* Exercise description:
Lines that include the word "align" are the ones to copy.

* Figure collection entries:
_____
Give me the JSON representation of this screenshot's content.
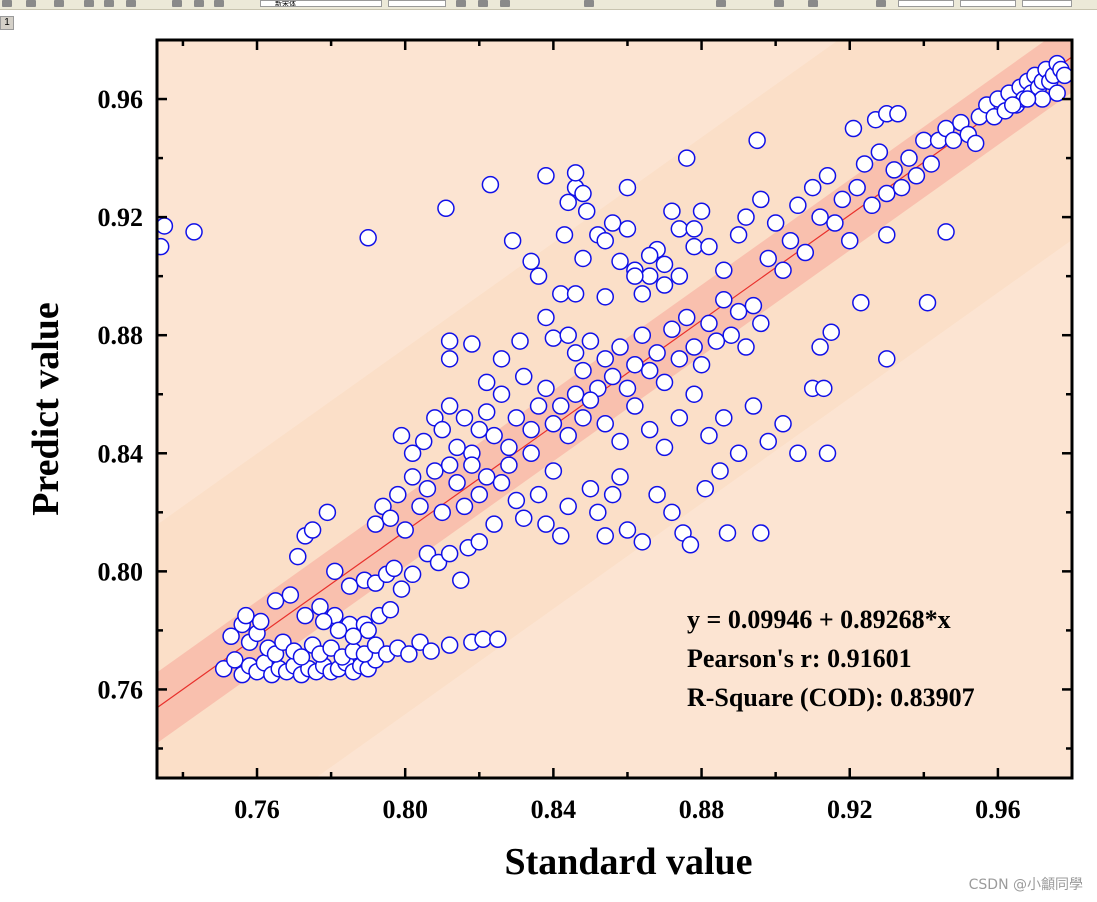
{
  "page_tab": "1",
  "toolbar": {
    "font_name": "新宋体",
    "icons": [
      "grid-icon",
      "table-icon",
      "calculator-icon",
      "chart-icon",
      "gear-icon",
      "copy-icon",
      "undo-icon",
      "redo-icon",
      "paste-icon",
      "bold-icon",
      "italic-icon",
      "underline-icon",
      "font-size-icon",
      "align-left-icon",
      "align-center-icon",
      "align-right-icon",
      "line-style-icon"
    ]
  },
  "watermark": "CSDN @小龥同學",
  "chart_data": {
    "type": "scatter",
    "title": "",
    "xlabel": "Standard value",
    "ylabel": "Predict value",
    "xlim": [
      0.733,
      0.98
    ],
    "ylim": [
      0.73,
      0.98
    ],
    "x_ticks": [
      "0.76",
      "0.80",
      "0.84",
      "0.88",
      "0.92",
      "0.96"
    ],
    "y_ticks": [
      "0.76",
      "0.80",
      "0.84",
      "0.88",
      "0.92",
      "0.96"
    ],
    "x_tick_values": [
      0.76,
      0.8,
      0.84,
      0.88,
      0.92,
      0.96
    ],
    "y_tick_values": [
      0.76,
      0.8,
      0.84,
      0.88,
      0.92,
      0.96
    ],
    "fit": {
      "intercept": 0.09946,
      "slope": 0.89268
    },
    "confidence_band_halfwidth": 0.004,
    "prediction_band_halfwidth": 0.062,
    "annotations": [
      "y = 0.09946 + 0.89268*x",
      "Pearson's r: 0.91601",
      "R-Square (COD): 0.83907"
    ],
    "colors": {
      "prediction_band": "#fbdfc8",
      "confidence_band": "#f9c0ae",
      "fit_line": "#e8302c",
      "marker_edge": "#1010e8",
      "marker_fill": "#ffffff",
      "axis": "#000000"
    },
    "points": [
      [
        0.735,
        0.917
      ],
      [
        0.734,
        0.91
      ],
      [
        0.743,
        0.915
      ],
      [
        0.79,
        0.913
      ],
      [
        0.811,
        0.923
      ],
      [
        0.823,
        0.931
      ],
      [
        0.751,
        0.767
      ],
      [
        0.754,
        0.77
      ],
      [
        0.756,
        0.765
      ],
      [
        0.758,
        0.768
      ],
      [
        0.76,
        0.766
      ],
      [
        0.762,
        0.769
      ],
      [
        0.764,
        0.765
      ],
      [
        0.766,
        0.767
      ],
      [
        0.768,
        0.766
      ],
      [
        0.77,
        0.768
      ],
      [
        0.772,
        0.765
      ],
      [
        0.774,
        0.767
      ],
      [
        0.776,
        0.766
      ],
      [
        0.778,
        0.768
      ],
      [
        0.78,
        0.766
      ],
      [
        0.782,
        0.767
      ],
      [
        0.784,
        0.769
      ],
      [
        0.786,
        0.766
      ],
      [
        0.788,
        0.768
      ],
      [
        0.79,
        0.767
      ],
      [
        0.792,
        0.77
      ],
      [
        0.753,
        0.778
      ],
      [
        0.756,
        0.782
      ],
      [
        0.758,
        0.776
      ],
      [
        0.76,
        0.779
      ],
      [
        0.763,
        0.774
      ],
      [
        0.765,
        0.772
      ],
      [
        0.767,
        0.776
      ],
      [
        0.77,
        0.773
      ],
      [
        0.772,
        0.771
      ],
      [
        0.775,
        0.775
      ],
      [
        0.777,
        0.772
      ],
      [
        0.78,
        0.774
      ],
      [
        0.783,
        0.771
      ],
      [
        0.786,
        0.773
      ],
      [
        0.789,
        0.772
      ],
      [
        0.792,
        0.775
      ],
      [
        0.795,
        0.772
      ],
      [
        0.798,
        0.774
      ],
      [
        0.801,
        0.772
      ],
      [
        0.804,
        0.776
      ],
      [
        0.807,
        0.773
      ],
      [
        0.812,
        0.775
      ],
      [
        0.818,
        0.776
      ],
      [
        0.821,
        0.777
      ],
      [
        0.825,
        0.777
      ],
      [
        0.757,
        0.785
      ],
      [
        0.761,
        0.783
      ],
      [
        0.765,
        0.79
      ],
      [
        0.769,
        0.792
      ],
      [
        0.773,
        0.785
      ],
      [
        0.777,
        0.788
      ],
      [
        0.781,
        0.785
      ],
      [
        0.785,
        0.782
      ],
      [
        0.789,
        0.782
      ],
      [
        0.793,
        0.785
      ],
      [
        0.796,
        0.787
      ],
      [
        0.778,
        0.783
      ],
      [
        0.782,
        0.78
      ],
      [
        0.786,
        0.778
      ],
      [
        0.79,
        0.78
      ],
      [
        0.771,
        0.805
      ],
      [
        0.773,
        0.812
      ],
      [
        0.775,
        0.814
      ],
      [
        0.779,
        0.82
      ],
      [
        0.781,
        0.8
      ],
      [
        0.785,
        0.795
      ],
      [
        0.789,
        0.797
      ],
      [
        0.792,
        0.796
      ],
      [
        0.795,
        0.799
      ],
      [
        0.797,
        0.801
      ],
      [
        0.799,
        0.794
      ],
      [
        0.802,
        0.799
      ],
      [
        0.806,
        0.806
      ],
      [
        0.809,
        0.803
      ],
      [
        0.812,
        0.806
      ],
      [
        0.815,
        0.797
      ],
      [
        0.817,
        0.808
      ],
      [
        0.82,
        0.81
      ],
      [
        0.792,
        0.816
      ],
      [
        0.794,
        0.822
      ],
      [
        0.796,
        0.818
      ],
      [
        0.798,
        0.826
      ],
      [
        0.8,
        0.814
      ],
      [
        0.802,
        0.832
      ],
      [
        0.804,
        0.822
      ],
      [
        0.806,
        0.828
      ],
      [
        0.808,
        0.834
      ],
      [
        0.81,
        0.82
      ],
      [
        0.812,
        0.836
      ],
      [
        0.814,
        0.83
      ],
      [
        0.816,
        0.822
      ],
      [
        0.818,
        0.84
      ],
      [
        0.82,
        0.826
      ],
      [
        0.822,
        0.832
      ],
      [
        0.824,
        0.816
      ],
      [
        0.826,
        0.83
      ],
      [
        0.828,
        0.836
      ],
      [
        0.83,
        0.824
      ],
      [
        0.832,
        0.818
      ],
      [
        0.834,
        0.84
      ],
      [
        0.836,
        0.826
      ],
      [
        0.838,
        0.816
      ],
      [
        0.84,
        0.834
      ],
      [
        0.842,
        0.812
      ],
      [
        0.844,
        0.822
      ],
      [
        0.799,
        0.846
      ],
      [
        0.802,
        0.84
      ],
      [
        0.805,
        0.844
      ],
      [
        0.808,
        0.852
      ],
      [
        0.81,
        0.848
      ],
      [
        0.812,
        0.856
      ],
      [
        0.814,
        0.842
      ],
      [
        0.816,
        0.852
      ],
      [
        0.818,
        0.836
      ],
      [
        0.82,
        0.848
      ],
      [
        0.822,
        0.854
      ],
      [
        0.824,
        0.846
      ],
      [
        0.826,
        0.86
      ],
      [
        0.828,
        0.842
      ],
      [
        0.83,
        0.852
      ],
      [
        0.832,
        0.866
      ],
      [
        0.834,
        0.848
      ],
      [
        0.836,
        0.856
      ],
      [
        0.838,
        0.862
      ],
      [
        0.84,
        0.85
      ],
      [
        0.842,
        0.856
      ],
      [
        0.844,
        0.846
      ],
      [
        0.846,
        0.86
      ],
      [
        0.848,
        0.852
      ],
      [
        0.812,
        0.878
      ],
      [
        0.812,
        0.872
      ],
      [
        0.818,
        0.877
      ],
      [
        0.822,
        0.864
      ],
      [
        0.826,
        0.872
      ],
      [
        0.829,
        0.912
      ],
      [
        0.831,
        0.878
      ],
      [
        0.834,
        0.905
      ],
      [
        0.836,
        0.9
      ],
      [
        0.838,
        0.886
      ],
      [
        0.84,
        0.879
      ],
      [
        0.842,
        0.894
      ],
      [
        0.844,
        0.88
      ],
      [
        0.846,
        0.894
      ],
      [
        0.846,
        0.93
      ],
      [
        0.843,
        0.914
      ],
      [
        0.844,
        0.925
      ],
      [
        0.838,
        0.934
      ],
      [
        0.846,
        0.935
      ],
      [
        0.848,
        0.928
      ],
      [
        0.848,
        0.906
      ],
      [
        0.849,
        0.922
      ],
      [
        0.852,
        0.914
      ],
      [
        0.854,
        0.912
      ],
      [
        0.854,
        0.893
      ],
      [
        0.856,
        0.918
      ],
      [
        0.858,
        0.905
      ],
      [
        0.86,
        0.93
      ],
      [
        0.86,
        0.916
      ],
      [
        0.862,
        0.902
      ],
      [
        0.864,
        0.894
      ],
      [
        0.866,
        0.9
      ],
      [
        0.868,
        0.909
      ],
      [
        0.87,
        0.897
      ],
      [
        0.872,
        0.922
      ],
      [
        0.874,
        0.916
      ],
      [
        0.876,
        0.94
      ],
      [
        0.878,
        0.91
      ],
      [
        0.88,
        0.922
      ],
      [
        0.846,
        0.874
      ],
      [
        0.848,
        0.868
      ],
      [
        0.85,
        0.878
      ],
      [
        0.852,
        0.862
      ],
      [
        0.854,
        0.872
      ],
      [
        0.856,
        0.866
      ],
      [
        0.858,
        0.876
      ],
      [
        0.86,
        0.862
      ],
      [
        0.862,
        0.87
      ],
      [
        0.864,
        0.88
      ],
      [
        0.866,
        0.868
      ],
      [
        0.868,
        0.874
      ],
      [
        0.87,
        0.864
      ],
      [
        0.872,
        0.882
      ],
      [
        0.874,
        0.872
      ],
      [
        0.876,
        0.886
      ],
      [
        0.878,
        0.876
      ],
      [
        0.88,
        0.87
      ],
      [
        0.882,
        0.884
      ],
      [
        0.884,
        0.878
      ],
      [
        0.886,
        0.892
      ],
      [
        0.888,
        0.88
      ],
      [
        0.89,
        0.888
      ],
      [
        0.892,
        0.876
      ],
      [
        0.894,
        0.89
      ],
      [
        0.896,
        0.884
      ],
      [
        0.85,
        0.858
      ],
      [
        0.854,
        0.85
      ],
      [
        0.858,
        0.844
      ],
      [
        0.862,
        0.856
      ],
      [
        0.866,
        0.848
      ],
      [
        0.87,
        0.842
      ],
      [
        0.874,
        0.852
      ],
      [
        0.878,
        0.86
      ],
      [
        0.882,
        0.846
      ],
      [
        0.886,
        0.852
      ],
      [
        0.89,
        0.84
      ],
      [
        0.894,
        0.856
      ],
      [
        0.898,
        0.844
      ],
      [
        0.902,
        0.85
      ],
      [
        0.906,
        0.84
      ],
      [
        0.91,
        0.862
      ],
      [
        0.914,
        0.84
      ],
      [
        0.85,
        0.828
      ],
      [
        0.852,
        0.82
      ],
      [
        0.854,
        0.812
      ],
      [
        0.856,
        0.826
      ],
      [
        0.858,
        0.832
      ],
      [
        0.86,
        0.814
      ],
      [
        0.864,
        0.81
      ],
      [
        0.868,
        0.826
      ],
      [
        0.872,
        0.82
      ],
      [
        0.875,
        0.813
      ],
      [
        0.877,
        0.809
      ],
      [
        0.881,
        0.828
      ],
      [
        0.885,
        0.834
      ],
      [
        0.887,
        0.813
      ],
      [
        0.896,
        0.813
      ],
      [
        0.862,
        0.9
      ],
      [
        0.866,
        0.907
      ],
      [
        0.87,
        0.904
      ],
      [
        0.874,
        0.9
      ],
      [
        0.878,
        0.916
      ],
      [
        0.882,
        0.91
      ],
      [
        0.886,
        0.902
      ],
      [
        0.89,
        0.914
      ],
      [
        0.892,
        0.92
      ],
      [
        0.896,
        0.926
      ],
      [
        0.898,
        0.906
      ],
      [
        0.9,
        0.918
      ],
      [
        0.902,
        0.902
      ],
      [
        0.904,
        0.912
      ],
      [
        0.906,
        0.924
      ],
      [
        0.908,
        0.908
      ],
      [
        0.91,
        0.93
      ],
      [
        0.912,
        0.92
      ],
      [
        0.914,
        0.934
      ],
      [
        0.916,
        0.918
      ],
      [
        0.918,
        0.926
      ],
      [
        0.92,
        0.912
      ],
      [
        0.922,
        0.93
      ],
      [
        0.924,
        0.938
      ],
      [
        0.926,
        0.924
      ],
      [
        0.928,
        0.942
      ],
      [
        0.93,
        0.928
      ],
      [
        0.932,
        0.936
      ],
      [
        0.934,
        0.93
      ],
      [
        0.936,
        0.94
      ],
      [
        0.938,
        0.934
      ],
      [
        0.94,
        0.946
      ],
      [
        0.942,
        0.938
      ],
      [
        0.895,
        0.946
      ],
      [
        0.912,
        0.876
      ],
      [
        0.913,
        0.862
      ],
      [
        0.915,
        0.881
      ],
      [
        0.921,
        0.95
      ],
      [
        0.923,
        0.891
      ],
      [
        0.93,
        0.872
      ],
      [
        0.93,
        0.914
      ],
      [
        0.941,
        0.891
      ],
      [
        0.946,
        0.915
      ],
      [
        0.927,
        0.953
      ],
      [
        0.93,
        0.955
      ],
      [
        0.933,
        0.955
      ],
      [
        0.944,
        0.946
      ],
      [
        0.946,
        0.95
      ],
      [
        0.948,
        0.946
      ],
      [
        0.95,
        0.952
      ],
      [
        0.952,
        0.948
      ],
      [
        0.954,
        0.945
      ],
      [
        0.955,
        0.954
      ],
      [
        0.957,
        0.958
      ],
      [
        0.959,
        0.954
      ],
      [
        0.96,
        0.96
      ],
      [
        0.962,
        0.956
      ],
      [
        0.963,
        0.962
      ],
      [
        0.965,
        0.958
      ],
      [
        0.966,
        0.964
      ],
      [
        0.967,
        0.96
      ],
      [
        0.968,
        0.966
      ],
      [
        0.969,
        0.962
      ],
      [
        0.97,
        0.968
      ],
      [
        0.971,
        0.964
      ],
      [
        0.972,
        0.966
      ],
      [
        0.973,
        0.97
      ],
      [
        0.974,
        0.966
      ],
      [
        0.975,
        0.968
      ],
      [
        0.976,
        0.972
      ],
      [
        0.977,
        0.97
      ],
      [
        0.978,
        0.968
      ],
      [
        0.976,
        0.962
      ],
      [
        0.972,
        0.96
      ],
      [
        0.968,
        0.96
      ],
      [
        0.964,
        0.958
      ]
    ]
  }
}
_____
* Problem solution:
      "align-left-icon",
      "align-center-icon",
      "align-right-icon",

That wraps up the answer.